> **Stated task**
Every line holding the string "Наименование" should be gathered.

[Saved entries]
------------------------------------------------

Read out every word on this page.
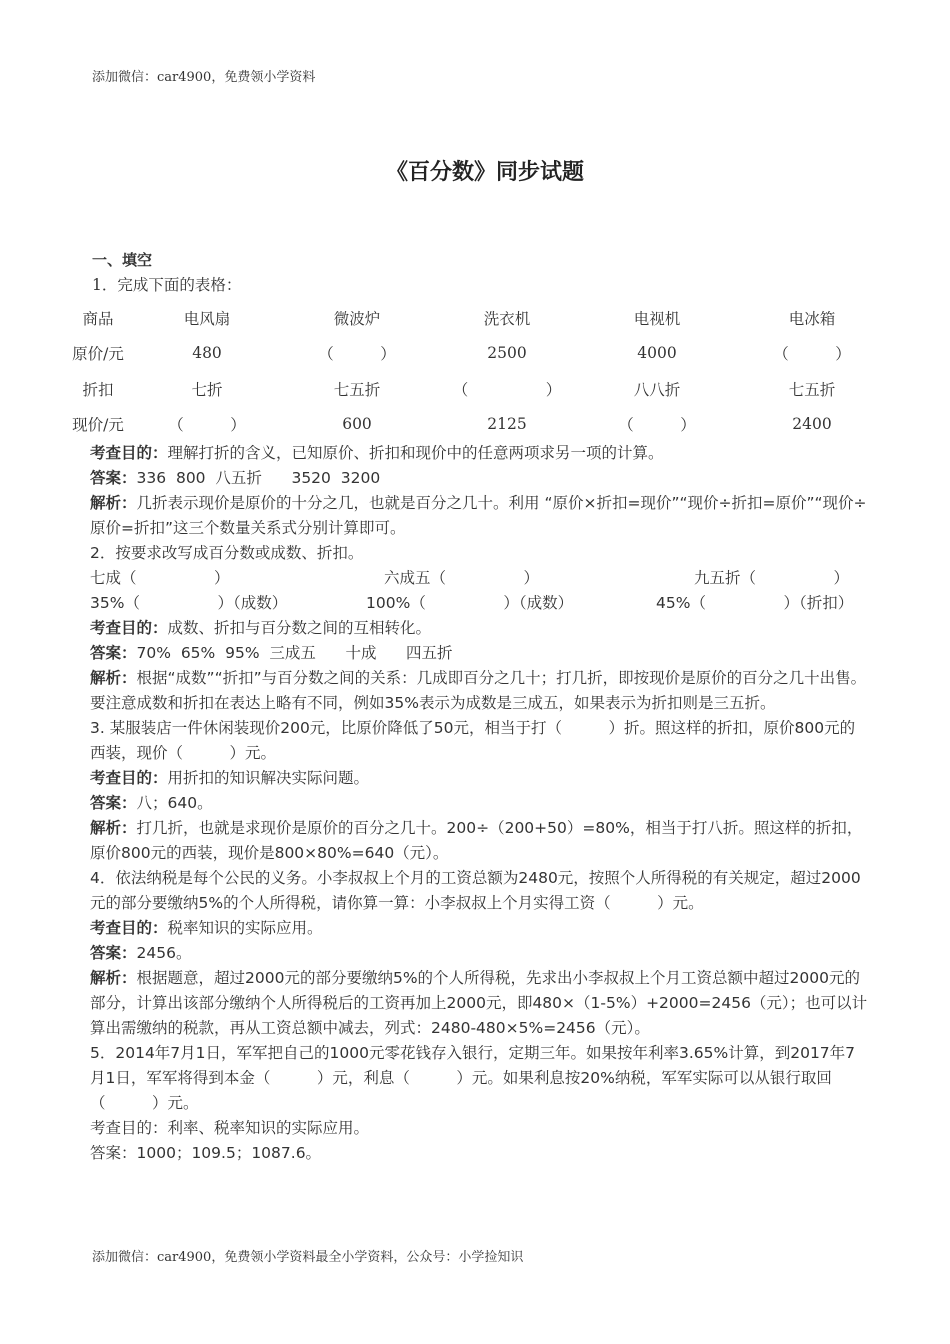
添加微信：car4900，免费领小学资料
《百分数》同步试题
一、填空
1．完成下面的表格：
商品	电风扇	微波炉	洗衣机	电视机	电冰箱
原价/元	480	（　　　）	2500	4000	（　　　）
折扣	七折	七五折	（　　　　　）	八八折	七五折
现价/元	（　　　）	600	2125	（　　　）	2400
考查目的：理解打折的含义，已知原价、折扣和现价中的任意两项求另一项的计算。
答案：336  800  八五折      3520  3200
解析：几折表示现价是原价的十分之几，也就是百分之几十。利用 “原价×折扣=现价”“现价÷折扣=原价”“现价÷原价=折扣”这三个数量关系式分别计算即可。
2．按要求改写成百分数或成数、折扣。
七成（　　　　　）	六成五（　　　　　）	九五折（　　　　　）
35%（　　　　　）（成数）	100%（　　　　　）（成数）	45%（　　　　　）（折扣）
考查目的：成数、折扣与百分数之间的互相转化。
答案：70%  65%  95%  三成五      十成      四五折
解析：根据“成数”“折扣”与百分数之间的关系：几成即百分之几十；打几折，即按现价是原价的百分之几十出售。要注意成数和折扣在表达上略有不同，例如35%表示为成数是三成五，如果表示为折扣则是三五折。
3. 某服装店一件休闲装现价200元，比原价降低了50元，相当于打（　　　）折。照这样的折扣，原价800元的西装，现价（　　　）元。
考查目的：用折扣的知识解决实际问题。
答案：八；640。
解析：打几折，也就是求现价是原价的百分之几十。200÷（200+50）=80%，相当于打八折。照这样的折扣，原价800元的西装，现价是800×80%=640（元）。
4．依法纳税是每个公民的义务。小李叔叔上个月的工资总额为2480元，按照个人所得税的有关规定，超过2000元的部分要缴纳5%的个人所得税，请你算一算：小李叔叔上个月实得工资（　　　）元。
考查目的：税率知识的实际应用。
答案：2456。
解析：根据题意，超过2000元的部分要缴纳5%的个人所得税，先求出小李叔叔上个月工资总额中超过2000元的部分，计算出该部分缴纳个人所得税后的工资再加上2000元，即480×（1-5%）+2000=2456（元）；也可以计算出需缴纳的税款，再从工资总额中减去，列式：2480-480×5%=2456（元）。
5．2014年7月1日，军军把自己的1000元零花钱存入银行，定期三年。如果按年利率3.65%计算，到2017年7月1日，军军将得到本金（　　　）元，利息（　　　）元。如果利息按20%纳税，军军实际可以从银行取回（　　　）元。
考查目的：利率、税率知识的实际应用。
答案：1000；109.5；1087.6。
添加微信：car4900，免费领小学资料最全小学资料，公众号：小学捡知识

------------------------------------------------

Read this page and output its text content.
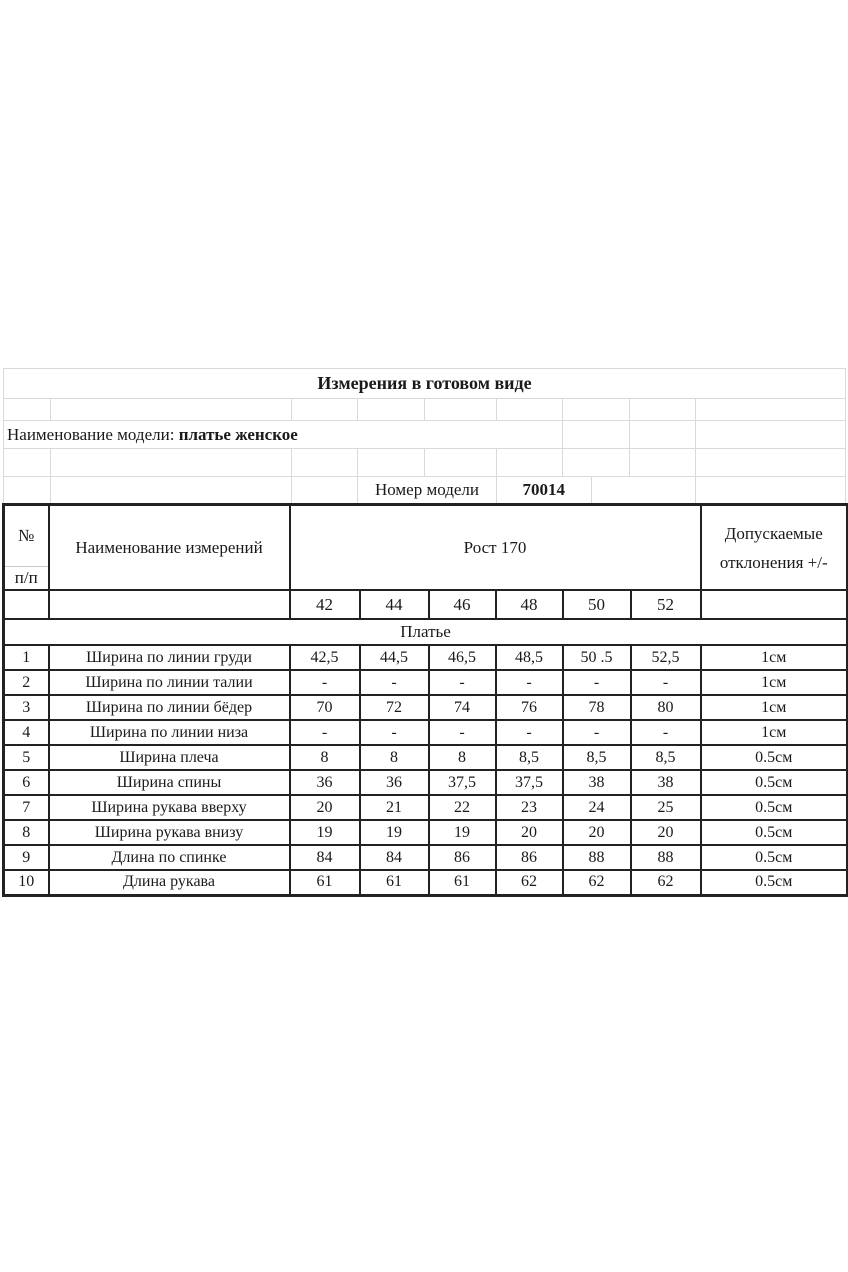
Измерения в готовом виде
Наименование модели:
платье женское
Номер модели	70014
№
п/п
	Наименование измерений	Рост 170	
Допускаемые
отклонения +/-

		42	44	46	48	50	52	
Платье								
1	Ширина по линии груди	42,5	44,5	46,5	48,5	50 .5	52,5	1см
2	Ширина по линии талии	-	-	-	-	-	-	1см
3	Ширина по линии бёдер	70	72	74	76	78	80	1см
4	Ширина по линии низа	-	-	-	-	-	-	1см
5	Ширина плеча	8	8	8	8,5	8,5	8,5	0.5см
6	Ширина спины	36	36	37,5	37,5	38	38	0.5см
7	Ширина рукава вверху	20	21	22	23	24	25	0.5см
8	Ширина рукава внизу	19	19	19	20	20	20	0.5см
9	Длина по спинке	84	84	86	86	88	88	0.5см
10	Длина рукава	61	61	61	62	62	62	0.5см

------------------------------------------------

> **Response**
Наименование модели:
	Наименование измерений	Рост 170	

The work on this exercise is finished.